::: Source material

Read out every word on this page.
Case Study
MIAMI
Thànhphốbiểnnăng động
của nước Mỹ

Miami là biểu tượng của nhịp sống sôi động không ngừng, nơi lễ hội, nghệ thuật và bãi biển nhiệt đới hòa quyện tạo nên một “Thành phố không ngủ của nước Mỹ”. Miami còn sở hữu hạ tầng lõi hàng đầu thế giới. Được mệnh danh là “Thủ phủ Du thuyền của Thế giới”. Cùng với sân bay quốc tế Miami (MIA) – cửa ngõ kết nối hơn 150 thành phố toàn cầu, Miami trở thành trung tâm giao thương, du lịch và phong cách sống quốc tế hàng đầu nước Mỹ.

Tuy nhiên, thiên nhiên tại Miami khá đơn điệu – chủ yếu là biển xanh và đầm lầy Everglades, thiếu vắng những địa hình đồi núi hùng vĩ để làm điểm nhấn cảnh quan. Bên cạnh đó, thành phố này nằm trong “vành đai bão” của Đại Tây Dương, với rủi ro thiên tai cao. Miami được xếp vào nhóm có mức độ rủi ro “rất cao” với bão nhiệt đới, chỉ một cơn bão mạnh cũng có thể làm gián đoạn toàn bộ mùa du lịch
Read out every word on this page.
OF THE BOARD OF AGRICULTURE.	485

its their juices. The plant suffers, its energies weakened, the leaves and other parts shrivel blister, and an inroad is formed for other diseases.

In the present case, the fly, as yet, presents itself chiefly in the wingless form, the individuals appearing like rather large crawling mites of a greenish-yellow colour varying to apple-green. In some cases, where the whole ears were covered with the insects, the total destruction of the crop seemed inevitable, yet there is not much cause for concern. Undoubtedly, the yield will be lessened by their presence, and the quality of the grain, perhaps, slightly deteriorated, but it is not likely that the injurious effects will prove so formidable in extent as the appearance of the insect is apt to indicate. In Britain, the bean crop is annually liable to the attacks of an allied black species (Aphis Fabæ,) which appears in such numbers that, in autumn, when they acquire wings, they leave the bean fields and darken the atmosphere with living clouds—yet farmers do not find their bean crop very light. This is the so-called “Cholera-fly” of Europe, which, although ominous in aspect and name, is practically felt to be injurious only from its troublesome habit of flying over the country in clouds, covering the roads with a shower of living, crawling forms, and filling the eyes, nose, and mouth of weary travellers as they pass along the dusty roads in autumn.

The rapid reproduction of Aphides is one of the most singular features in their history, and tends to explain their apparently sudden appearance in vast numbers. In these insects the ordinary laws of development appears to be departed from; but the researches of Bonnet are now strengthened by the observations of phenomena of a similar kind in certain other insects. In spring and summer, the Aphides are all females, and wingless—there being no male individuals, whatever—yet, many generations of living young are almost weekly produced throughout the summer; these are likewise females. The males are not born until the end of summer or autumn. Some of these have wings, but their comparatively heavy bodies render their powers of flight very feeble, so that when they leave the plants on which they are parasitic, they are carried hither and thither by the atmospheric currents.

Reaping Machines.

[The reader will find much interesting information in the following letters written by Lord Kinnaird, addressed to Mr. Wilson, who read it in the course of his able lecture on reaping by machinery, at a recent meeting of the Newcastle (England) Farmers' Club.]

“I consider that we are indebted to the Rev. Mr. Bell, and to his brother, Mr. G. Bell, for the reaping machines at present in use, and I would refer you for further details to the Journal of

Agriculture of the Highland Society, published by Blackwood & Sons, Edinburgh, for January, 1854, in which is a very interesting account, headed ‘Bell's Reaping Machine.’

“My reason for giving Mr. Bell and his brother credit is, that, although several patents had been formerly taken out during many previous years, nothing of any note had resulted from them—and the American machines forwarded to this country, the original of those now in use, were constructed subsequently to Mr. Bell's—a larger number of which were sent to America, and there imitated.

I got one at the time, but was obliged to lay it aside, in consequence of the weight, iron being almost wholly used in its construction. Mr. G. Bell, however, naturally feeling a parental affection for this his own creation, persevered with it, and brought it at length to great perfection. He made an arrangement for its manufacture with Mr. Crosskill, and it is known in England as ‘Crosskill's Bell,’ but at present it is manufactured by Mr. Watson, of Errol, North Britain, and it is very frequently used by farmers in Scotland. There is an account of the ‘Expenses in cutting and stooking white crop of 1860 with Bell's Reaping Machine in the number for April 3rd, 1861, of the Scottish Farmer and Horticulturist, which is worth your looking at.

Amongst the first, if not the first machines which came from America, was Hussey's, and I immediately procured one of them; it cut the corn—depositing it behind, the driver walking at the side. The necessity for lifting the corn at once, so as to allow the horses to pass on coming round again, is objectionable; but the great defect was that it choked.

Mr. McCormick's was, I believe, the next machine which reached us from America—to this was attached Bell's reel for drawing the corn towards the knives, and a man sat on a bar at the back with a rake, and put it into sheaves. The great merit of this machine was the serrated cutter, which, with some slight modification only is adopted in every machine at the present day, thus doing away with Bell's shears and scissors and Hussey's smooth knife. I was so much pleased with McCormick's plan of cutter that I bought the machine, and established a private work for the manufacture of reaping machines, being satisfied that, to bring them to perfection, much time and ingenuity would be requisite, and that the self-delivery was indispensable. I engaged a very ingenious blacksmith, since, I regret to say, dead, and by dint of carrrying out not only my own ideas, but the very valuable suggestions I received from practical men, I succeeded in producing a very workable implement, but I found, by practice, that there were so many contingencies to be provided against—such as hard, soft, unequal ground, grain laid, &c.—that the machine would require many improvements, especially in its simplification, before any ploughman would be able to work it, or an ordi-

::::::

Repeat the listing above without any change.

Read out every word on this page.
Case Study
MIAMI
Thànhphốbiểnnăng động
của nước Mỹ

Miami là biểu tượng của nhịp sống sôi động không ngừng, nơi lễ hội, nghệ thuật và bãi biển nhiệt đới hòa quyện tạo nên một “Thành phố không ngủ của nước Mỹ”. Miami còn sở hữu hạ tầng lõi hàng đầu thế giới. Được mệnh danh là “Thủ phủ Du thuyền của Thế giới”. Cùng với sân bay quốc tế Miami (MIA) – cửa ngõ kết nối hơn 150 thành phố toàn cầu, Miami trở thành trung tâm giao thương, du lịch và phong cách sống quốc tế hàng đầu nước Mỹ.

Tuy nhiên, thiên nhiên tại Miami khá đơn điệu – chủ yếu là biển xanh và đầm lầy Everglades, thiếu vắng những địa hình đồi núi hùng vĩ để làm điểm nhấn cảnh quan. Bên cạnh đó, thành phố này nằm trong “vành đai bão” của Đại Tây Dương, với rủi ro thiên tai cao. Miami được xếp vào nhóm có mức độ rủi ro “rất cao” với bão nhiệt đới, chỉ một cơn bão mạnh cũng có thể làm gián đoạn toàn bộ mùa du lịch
Read out every word on this page.
OF THE BOARD OF AGRICULTURE.	485

its their juices. The plant suffers, its energies weakened, the leaves and other parts shrivel blister, and an inroad is formed for other diseases.

In the present case, the fly, as yet, presents itself chiefly in the wingless form, the individuals appearing like rather large crawling mites of a greenish-yellow colour varying to apple-green. In some cases, where the whole ears were covered with the insects, the total destruction of the crop seemed inevitable, yet there is not much cause for concern. Undoubtedly, the yield will be lessened by their presence, and the quality of the grain, perhaps, slightly deteriorated, but it is not likely that the injurious effects will prove so formidable in extent as the appearance of the insect is apt to indicate. In Britain, the bean crop is annually liable to the attacks of an allied black species (Aphis Fabæ,) which appears in such numbers that, in autumn, when they acquire wings, they leave the bean fields and darken the atmosphere with living clouds—yet farmers do not find their bean crop very light. This is the so-called “Cholera-fly” of Europe, which, although ominous in aspect and name, is practically felt to be injurious only from its troublesome habit of flying over the country in clouds, covering the roads with a shower of living, crawling forms, and filling the eyes, nose, and mouth of weary travellers as they pass along the dusty roads in autumn.

The rapid reproduction of Aphides is one of the most singular features in their history, and tends to explain their apparently sudden appearance in vast numbers. In these insects the ordinary laws of development appears to be departed from; but the researches of Bonnet are now strengthened by the observations of phenomena of a similar kind in certain other insects. In spring and summer, the Aphides are all females, and wingless—there being no male individuals, whatever—yet, many generations of living young are almost weekly produced throughout the summer; these are likewise females. The males are not born until the end of summer or autumn. Some of these have wings, but their comparatively heavy bodies render their powers of flight very feeble, so that when they leave the plants on which they are parasitic, they are carried hither and thither by the atmospheric currents.

Reaping Machines.

[The reader will find much interesting information in the following letters written by Lord Kinnaird, addressed to Mr. Wilson, who read it in the course of his able lecture on reaping by machinery, at a recent meeting of the Newcastle (England) Farmers' Club.]

“I consider that we are indebted to the Rev. Mr. Bell, and to his brother, Mr. G. Bell, for the reaping machines at present in use, and I would refer you for further details to the Journal of

Agriculture of the Highland Society, published by Blackwood & Sons, Edinburgh, for January, 1854, in which is a very interesting account, headed ‘Bell's Reaping Machine.’

“My reason for giving Mr. Bell and his brother credit is, that, although several patents had been formerly taken out during many previous years, nothing of any note had resulted from them—and the American machines forwarded to this country, the original of those now in use, were constructed subsequently to Mr. Bell's—a larger number of which were sent to America, and there imitated.

I got one at the time, but was obliged to lay it aside, in consequence of the weight, iron being almost wholly used in its construction. Mr. G. Bell, however, naturally feeling a parental affection for this his own creation, persevered with it, and brought it at length to great perfection. He made an arrangement for its manufacture with Mr. Crosskill, and it is known in England as ‘Crosskill's Bell,’ but at present it is manufactured by Mr. Watson, of Errol, North Britain, and it is very frequently used by farmers in Scotland. There is an account of the ‘Expenses in cutting and stooking white crop of 1860 with Bell's Reaping Machine in the number for April 3rd, 1861, of the Scottish Farmer and Horticulturist, which is worth your looking at.

Amongst the first, if not the first machines which came from America, was Hussey's, and I immediately procured one of them; it cut the corn—depositing it behind, the driver walking at the side. The necessity for lifting the corn at once, so as to allow the horses to pass on coming round again, is objectionable; but the great defect was that it choked.

Mr. McCormick's was, I believe, the next machine which reached us from America—to this was attached Bell's reel for drawing the corn towards the knives, and a man sat on a bar at the back with a rake, and put it into sheaves. The great merit of this machine was the serrated cutter, which, with some slight modification only is adopted in every machine at the present day, thus doing away with Bell's shears and scissors and Hussey's smooth knife. I was so much pleased with McCormick's plan of cutter that I bought the machine, and established a private work for the manufacture of reaping machines, being satisfied that, to bring them to perfection, much time and ingenuity would be requisite, and that the self-delivery was indispensable. I engaged a very ingenious blacksmith, since, I regret to say, dead, and by dint of carrrying out not only my own ideas, but the very valuable suggestions I received from practical men, I succeeded in producing a very workable implement, but I found, by practice, that there were so many contingencies to be provided against—such as hard, soft, unequal ground, grain laid, &c.—that the machine would require many improvements, especially in its simplification, before any ploughman would be able to work it, or an ordi-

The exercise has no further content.